* [ТЕКСТ]:
____

Нет ничего удивительного, что в первую очередь Екатерина принялась раздавать награды всем заинтересованным лицам. Офицерам задействованных в перевороте полков выплатили 226 000 рублей – в виде полугодового жалованья. Солдатам досталось гораздо меньше: сорок одна тысяча наличными и вином. Двадцать пять тысяч получила княгиня Дашкова, три тысячи – Григорий Орлов. Многие получили ордена, в том числе Иван Иванович Бецкой, к тому времени генерал, принимавший в перевороте самое деятельное участие. Ордена, чины, «души»… Среди прочих четырехсот рублей и некоторого количества крестьян удостоился и гвардейский унтер-офицер Григорий Потемкин, еще совершенно незнаменитый и вроде бы незнакомый вовсе императрице…

Как водится в подобных случаях, среди главных заговорщиков (впрочем, как известно, закончившийся удачей заговор именуется уже совершенно иначе) вспыхнула перепалка: каждый настаивал, что это он один, исключительно он и обеспечил успех, а остальные были так, на подхвате. Никита Панин открытым текстом говорил, что лишь благодаря ему… Дашкова оскорблялась: нет, все знают, что лишь благодаря ей… Другие помалкивали, но поглядывали так, что сразу было ясно, о чем они думают…

Бецкой, якобы, принародно бухнувшись перед Екатериной на колени, умолял ее объявить всем и каждому, что именно он был главным виновником ее воцарения. Говорю «якобы», потому что эта история известна исключительно со слов княгини Дашковой, далеко не всегда следовавшей истине. Есть косвенные данные, позволяющие считать этот рассказ «уткой»: Бецкой был человеком умнейшим, и от него столь глупой выходки вряд ли стоило ожидать.

Гораздо больше похож на правду другой рассказ Дашковой – о том, как она, войдя вскоре после переворота в покои Екатерины, обнаружила там вольготно разлегшегося на диване Григория Орлова, который со скучающим видом вскрывал пакеты. В них Дашкова моментально опознала особо важные бумаги из государственной канцелярии, которые имела право читать только императрица и специально ею назначенные люди. В доме своего дяди, канцлера Воронцова, она таких пакетов навидалась. И воззвала оторопело:

– Поручик, что вы делаете? Это государственные бумаги!

____

(Данные разметки макета)

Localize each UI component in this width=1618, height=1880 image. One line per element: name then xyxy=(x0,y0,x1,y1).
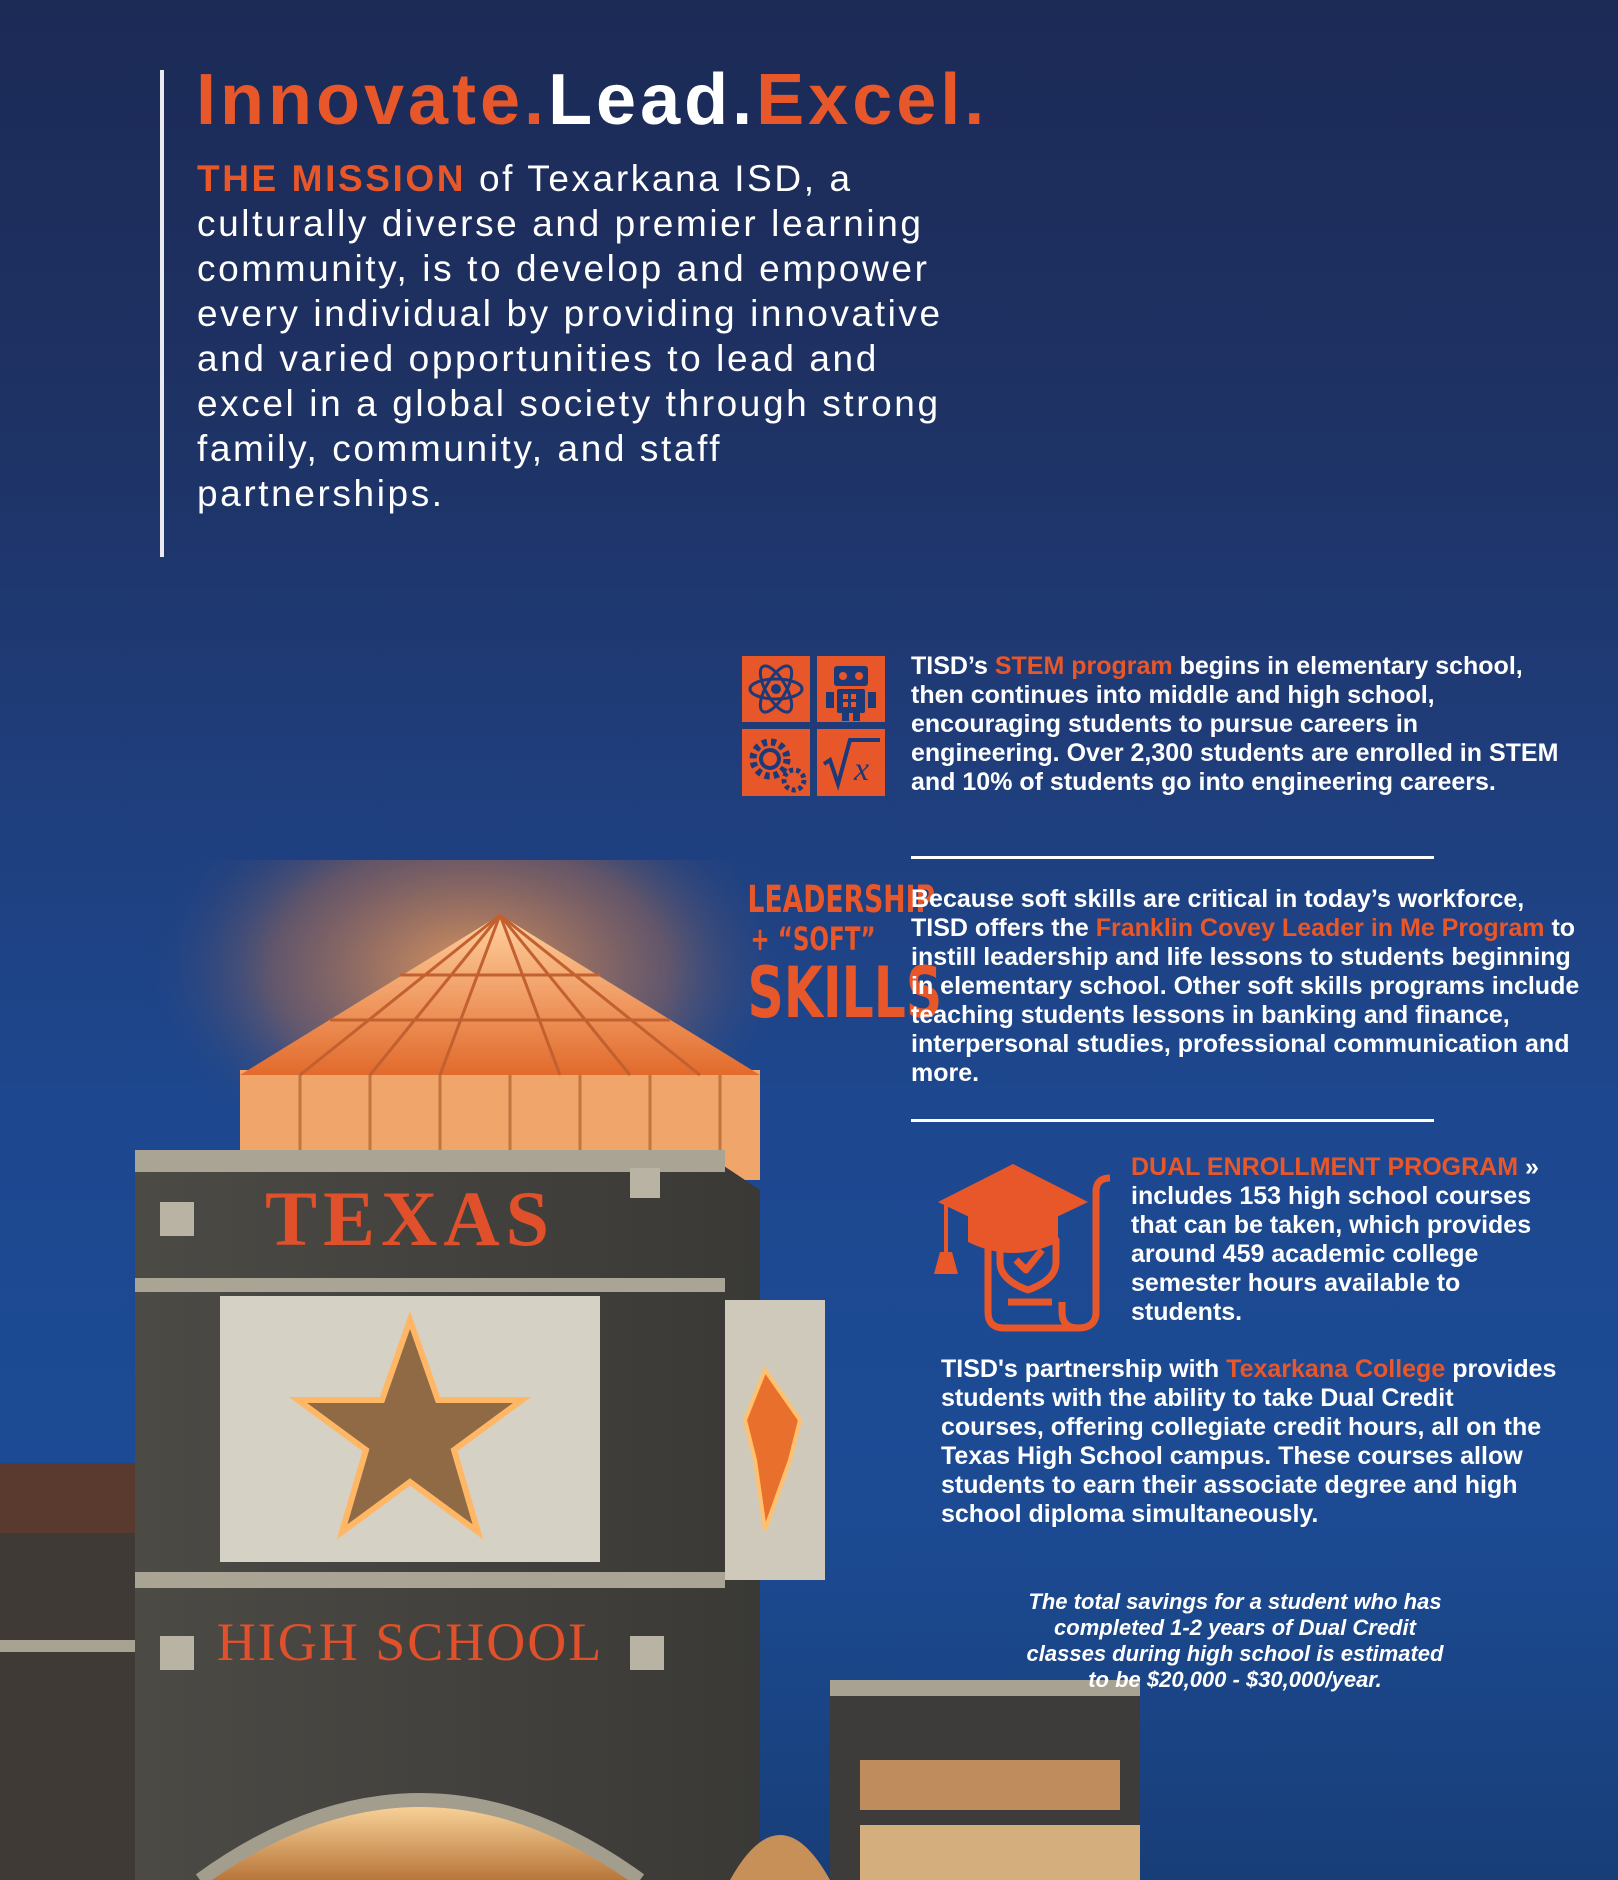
dual-enrollment-heading: DUAL ENROLLMENT PROGRAM xyxy=(1131,1153,1519,1181)
sign-texas: TEXAS xyxy=(264,1175,556,1262)
college-text-post: provides students with the ability to take Dual Credit courses, offering collegiate credit hours, all on the Texas High School campus. These courses allow students to earn their associate degree and high school diploma simultaneously. xyxy=(941,1355,1557,1528)
leadership-title-line1: LEADERSHIP xyxy=(747,878,936,921)
mission-statement xyxy=(197,156,957,516)
header-divider xyxy=(160,70,164,557)
headline-innovate: Innovate. xyxy=(196,60,549,140)
mission-label: THE MISSION xyxy=(197,158,467,199)
section-divider-2 xyxy=(911,1119,1434,1122)
college-text-pre: TISD's partnership with xyxy=(941,1355,1227,1383)
leader-in-me-program-link: Franklin Covey Leader in Me Program xyxy=(1095,914,1545,942)
dual-enrollment-text: » includes 153 high school courses that can be taken, which provides around 459 academic college semester hours available to students. xyxy=(1131,1153,1539,1326)
headline-excel: Excel. xyxy=(756,60,989,140)
headline-lead: Lead. xyxy=(548,60,757,140)
savings-note: The total savings for a student who has completed 1-2 years of Dual Credit classes during high school is estimated to be $20,000 - $30,000/year. xyxy=(1026,1589,1444,1692)
stem-text-pre: TISD’s xyxy=(911,652,995,680)
page-headline xyxy=(196,58,988,142)
dual-enrollment-paragraph xyxy=(1131,1153,1571,1327)
stem-paragraph xyxy=(911,652,1571,797)
leadership-title-line3: SKILLS xyxy=(747,952,943,1034)
leadership-text-post: to instill leadership and life lessons to students beginning in elementary school. Other soft skills programs include teaching students lessons in banking and finance, interpersonal studies, professional communication and more. xyxy=(911,914,1580,1087)
stem-program-link: STEM program xyxy=(994,652,1173,680)
college-partnership-paragraph xyxy=(941,1355,1561,1529)
stem-icon xyxy=(742,656,885,796)
graduation-diploma-icon xyxy=(928,1152,1118,1334)
section-divider-1 xyxy=(911,856,1434,859)
stem-text-post: begins in elementary school, then continues into middle and high school, encouraging students to pursue careers in engineering. Over 2,300 students are enrolled in STEM and 10% of students go into engineering careers. xyxy=(911,652,1559,796)
leadership-title-line2: + “SOFT” xyxy=(750,920,876,958)
leadership-text-pre: Because soft skills are critical in today’s workforce, TISD offers the xyxy=(911,885,1525,942)
leadership-soft-skills-title xyxy=(747,878,943,1034)
texarkana-college-link: Texarkana College xyxy=(1226,1355,1446,1383)
svg-text:x: x xyxy=(854,751,870,788)
sign-high-school: HIGH SCHOOL xyxy=(216,1612,604,1672)
mission-text: of Texarkana ISD, a culturally diverse and premier learning community, is to develop and empower every individual by providing innovative and varied opportunities to lead and excel in a global society through strong family, community, and staff partnerships. xyxy=(197,158,943,514)
leadership-paragraph xyxy=(911,885,1581,1088)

____

* [ЗАДАНИЯ]:
**a.** Пожалуйста, определите, соответствуют ли тексту три утверждения: (i) офицерам полков, участвовавших в перевороте, выплатили 226 000 рублей в виде полугодового жалованья; (ii) Григорий Орлов получил двадцать пять тысяч; (iii) история о Бецком, вставшем на колени перед Екатериной, известна со слов Никиты Панина. На каждое ответьте «да» или «нет» и приведите решающие слова текста в точной цитате.
**b.** Замените «Бецкой» на «Панин» в отрезке текста от «Бецкой, якобы, принародно» до «ли стоило ожидать.» включительно и приведите этот отрезок целиком.

* [ОТВЕТЫ ПО ПОРЯДКУ]:
**a.**
(i) Да: «Офицерам задействованных в перевороте полков выплатили 226 000 рублей – в виде полугодового жалованья».
(ii) Нет: «Двадцать пять тысяч получила княгиня Дашкова, три тысячи – Григорий Орлов».
(iii) Нет: «эта история известна исключительно со слов княгини Дашковой».

**b.**
Панин, якобы, принародно бухнувшись перед Екатериной на колени, умолял ее объявить всем и каждому, что именно он был главным виновником ее воцарения. Говорю «якобы», потому что эта история известна исключительно со слов княгини Дашковой, далеко не всегда следовавшей истине. Есть косвенные данные, позволяющие считать этот рассказ «уткой»: Панин был человеком умнейшим, и от него столь глупой выходки вряд ли стоило ожидать.